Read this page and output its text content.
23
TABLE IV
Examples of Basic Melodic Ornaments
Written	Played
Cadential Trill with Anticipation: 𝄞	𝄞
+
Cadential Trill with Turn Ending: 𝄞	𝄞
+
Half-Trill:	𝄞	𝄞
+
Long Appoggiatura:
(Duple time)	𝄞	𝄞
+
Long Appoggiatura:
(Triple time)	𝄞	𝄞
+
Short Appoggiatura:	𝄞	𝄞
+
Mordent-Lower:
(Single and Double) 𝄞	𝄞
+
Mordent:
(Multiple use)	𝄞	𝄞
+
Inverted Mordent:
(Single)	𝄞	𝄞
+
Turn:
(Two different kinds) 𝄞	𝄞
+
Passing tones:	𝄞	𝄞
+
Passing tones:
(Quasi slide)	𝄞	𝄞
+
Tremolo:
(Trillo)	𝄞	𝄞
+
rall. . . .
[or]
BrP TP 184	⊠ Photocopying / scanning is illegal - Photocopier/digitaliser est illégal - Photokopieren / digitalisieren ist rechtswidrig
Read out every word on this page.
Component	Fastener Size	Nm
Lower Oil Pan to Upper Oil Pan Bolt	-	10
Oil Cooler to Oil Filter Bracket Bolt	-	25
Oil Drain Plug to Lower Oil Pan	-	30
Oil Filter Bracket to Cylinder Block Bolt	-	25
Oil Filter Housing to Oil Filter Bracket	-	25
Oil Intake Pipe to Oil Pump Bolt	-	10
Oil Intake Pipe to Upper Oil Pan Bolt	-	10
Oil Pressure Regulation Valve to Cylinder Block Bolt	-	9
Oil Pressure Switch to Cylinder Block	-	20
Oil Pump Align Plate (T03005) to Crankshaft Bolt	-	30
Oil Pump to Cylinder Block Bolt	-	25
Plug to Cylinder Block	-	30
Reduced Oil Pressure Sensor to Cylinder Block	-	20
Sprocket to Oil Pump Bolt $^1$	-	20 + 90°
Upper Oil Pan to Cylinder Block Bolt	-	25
——
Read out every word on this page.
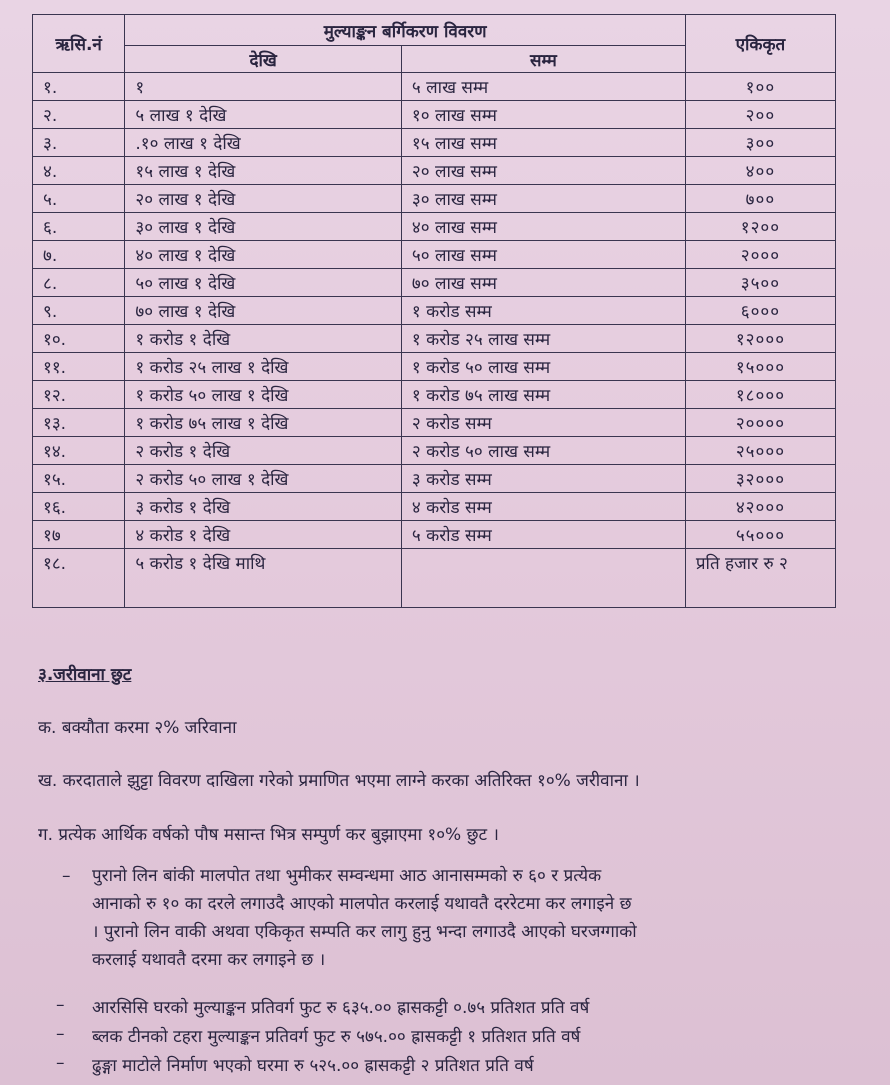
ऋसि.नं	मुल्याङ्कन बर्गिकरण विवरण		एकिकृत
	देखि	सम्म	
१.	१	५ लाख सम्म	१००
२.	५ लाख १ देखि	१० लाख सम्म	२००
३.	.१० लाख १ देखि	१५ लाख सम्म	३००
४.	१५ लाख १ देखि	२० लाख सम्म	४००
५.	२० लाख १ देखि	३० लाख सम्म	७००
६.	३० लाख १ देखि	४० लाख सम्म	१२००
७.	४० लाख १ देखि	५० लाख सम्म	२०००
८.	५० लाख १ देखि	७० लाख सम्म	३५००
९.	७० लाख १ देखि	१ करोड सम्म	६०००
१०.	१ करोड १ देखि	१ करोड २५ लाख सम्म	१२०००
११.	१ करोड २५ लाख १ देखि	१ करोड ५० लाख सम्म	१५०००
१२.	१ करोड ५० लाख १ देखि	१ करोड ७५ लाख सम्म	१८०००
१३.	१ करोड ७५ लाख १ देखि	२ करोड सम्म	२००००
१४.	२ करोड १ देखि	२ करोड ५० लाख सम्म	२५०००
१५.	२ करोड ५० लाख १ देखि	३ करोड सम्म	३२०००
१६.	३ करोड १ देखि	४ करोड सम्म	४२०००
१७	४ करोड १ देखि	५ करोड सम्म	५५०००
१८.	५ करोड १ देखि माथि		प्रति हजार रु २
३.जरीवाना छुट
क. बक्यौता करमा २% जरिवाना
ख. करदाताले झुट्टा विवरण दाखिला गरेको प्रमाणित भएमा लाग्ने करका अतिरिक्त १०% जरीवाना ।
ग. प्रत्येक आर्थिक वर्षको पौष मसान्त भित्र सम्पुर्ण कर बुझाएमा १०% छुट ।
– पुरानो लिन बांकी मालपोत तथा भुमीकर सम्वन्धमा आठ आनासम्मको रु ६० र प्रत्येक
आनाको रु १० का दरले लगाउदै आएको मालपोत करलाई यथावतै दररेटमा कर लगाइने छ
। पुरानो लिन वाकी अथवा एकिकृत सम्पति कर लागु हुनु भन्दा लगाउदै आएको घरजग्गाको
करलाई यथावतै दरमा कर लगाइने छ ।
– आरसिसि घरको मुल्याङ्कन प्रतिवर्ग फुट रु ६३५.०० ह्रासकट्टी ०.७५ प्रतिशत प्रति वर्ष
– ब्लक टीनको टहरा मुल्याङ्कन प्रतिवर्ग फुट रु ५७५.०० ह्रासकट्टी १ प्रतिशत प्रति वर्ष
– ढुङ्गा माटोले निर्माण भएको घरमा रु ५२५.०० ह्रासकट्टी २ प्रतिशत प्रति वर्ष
——
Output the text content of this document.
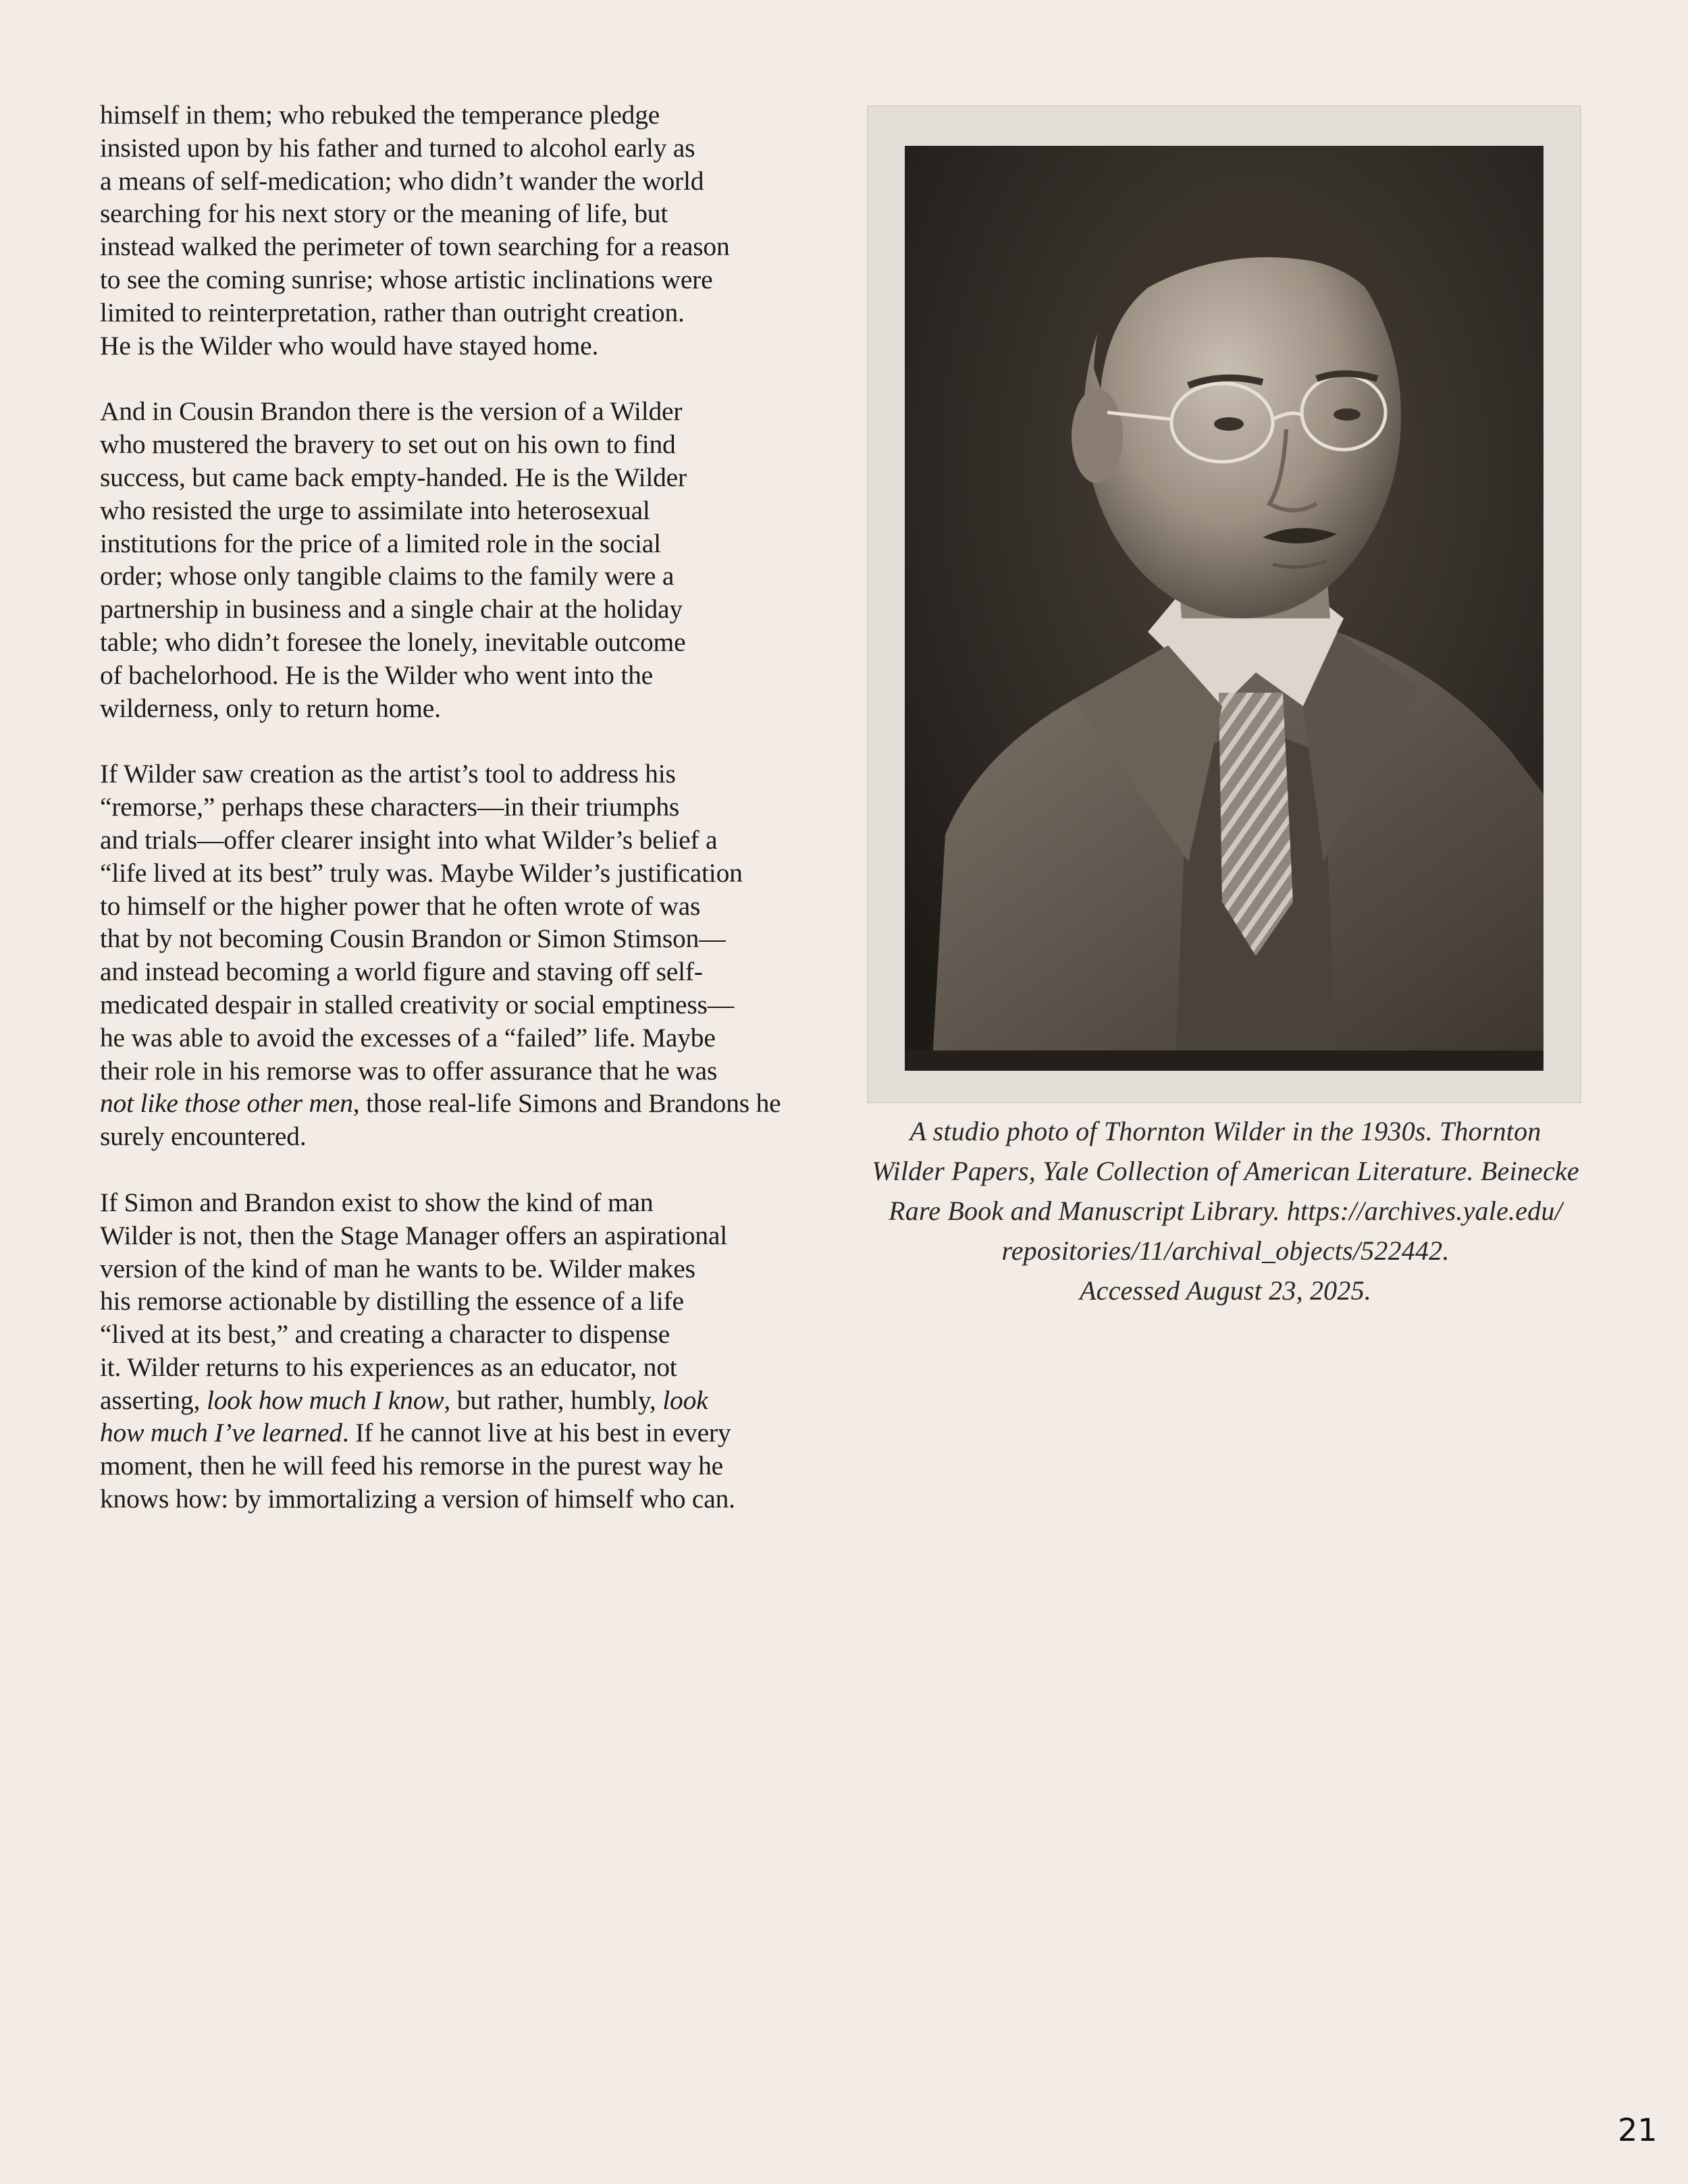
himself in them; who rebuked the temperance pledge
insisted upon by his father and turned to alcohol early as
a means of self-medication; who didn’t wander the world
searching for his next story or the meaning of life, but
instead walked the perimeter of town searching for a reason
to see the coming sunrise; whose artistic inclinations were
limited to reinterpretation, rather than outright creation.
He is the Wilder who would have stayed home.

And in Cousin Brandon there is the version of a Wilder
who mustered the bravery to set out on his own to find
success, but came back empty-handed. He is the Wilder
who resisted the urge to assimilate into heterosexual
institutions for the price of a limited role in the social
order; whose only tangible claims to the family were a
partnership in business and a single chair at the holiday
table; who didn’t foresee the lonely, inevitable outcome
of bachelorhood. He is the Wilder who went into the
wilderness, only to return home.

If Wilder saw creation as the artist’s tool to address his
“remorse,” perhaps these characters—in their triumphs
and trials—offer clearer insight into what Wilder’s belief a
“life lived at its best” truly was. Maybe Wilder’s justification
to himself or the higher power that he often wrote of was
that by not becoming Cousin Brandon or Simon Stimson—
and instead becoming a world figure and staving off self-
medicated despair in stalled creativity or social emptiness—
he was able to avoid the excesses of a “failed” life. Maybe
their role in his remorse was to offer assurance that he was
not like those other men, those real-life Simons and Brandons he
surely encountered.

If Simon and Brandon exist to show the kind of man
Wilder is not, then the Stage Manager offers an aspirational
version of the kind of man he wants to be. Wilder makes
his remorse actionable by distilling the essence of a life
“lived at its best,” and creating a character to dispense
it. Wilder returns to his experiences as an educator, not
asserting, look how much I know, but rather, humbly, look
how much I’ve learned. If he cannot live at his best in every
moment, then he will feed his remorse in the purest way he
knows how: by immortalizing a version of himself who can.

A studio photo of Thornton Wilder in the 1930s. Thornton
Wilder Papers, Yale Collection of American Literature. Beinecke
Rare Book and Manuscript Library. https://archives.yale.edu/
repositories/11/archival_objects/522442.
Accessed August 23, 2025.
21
——
§ What to work on: Above are the records; copy every line in them that holds the word "with".

§ Answer:
Cadential Trill with Anticipation: 𝄞	𝄞
Cadential Trill with Turn Ending: 𝄞	𝄞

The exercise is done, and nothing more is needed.